## STATED EXERCISE
Where a line below holds the string "ylabel", copy that line.

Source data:
-=-=-

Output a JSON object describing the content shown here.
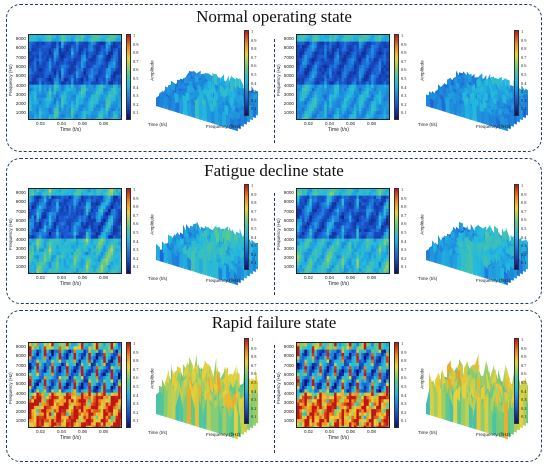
{
  "panels": [
    {
      "title": "Normal operating state"
    },
    {
      "title": "Fatigue decline state"
    },
    {
      "title": "Rapid failure state"
    }
  ],
  "spectrogram": {
    "ylabel": "Frequency (Hz)",
    "xlabel": "Time (t/s)",
    "yticks": [
      "9000",
      "8000",
      "7000",
      "6000",
      "5000",
      "4000",
      "3000",
      "2000",
      "1000"
    ],
    "xticks": [
      "0.02",
      "0.04",
      "0.06",
      "0.08"
    ]
  },
  "surface": {
    "zlabel": "Amplitude",
    "xlabel": "Time (t/s)",
    "ylabel": "Frequency (f/Hz)"
  },
  "colorbar_ticks": [
    "1",
    "0.9",
    "0.8",
    "0.7",
    "0.6",
    "0.5",
    "0.4",
    "0.3",
    "0.2",
    "0.1"
  ],
  "colors": {
    "panel_border": "#1f3b5f",
    "colormap": [
      "#0a1070",
      "#1c5fd8",
      "#22b8e0",
      "#5ec98a",
      "#e8d23a",
      "#f08a1e",
      "#c21414"
    ]
  }
}
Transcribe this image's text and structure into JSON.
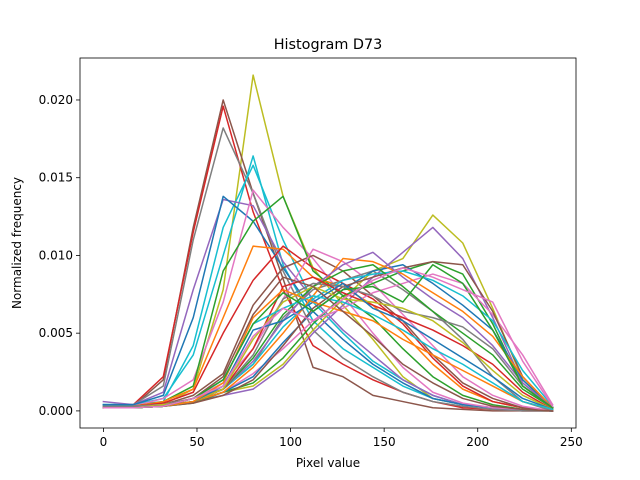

-=-=-

## FULL RESPONSE
    "ylabel": "Frequency (Hz)",
    "ylabel": "Frequency (f/Hz)"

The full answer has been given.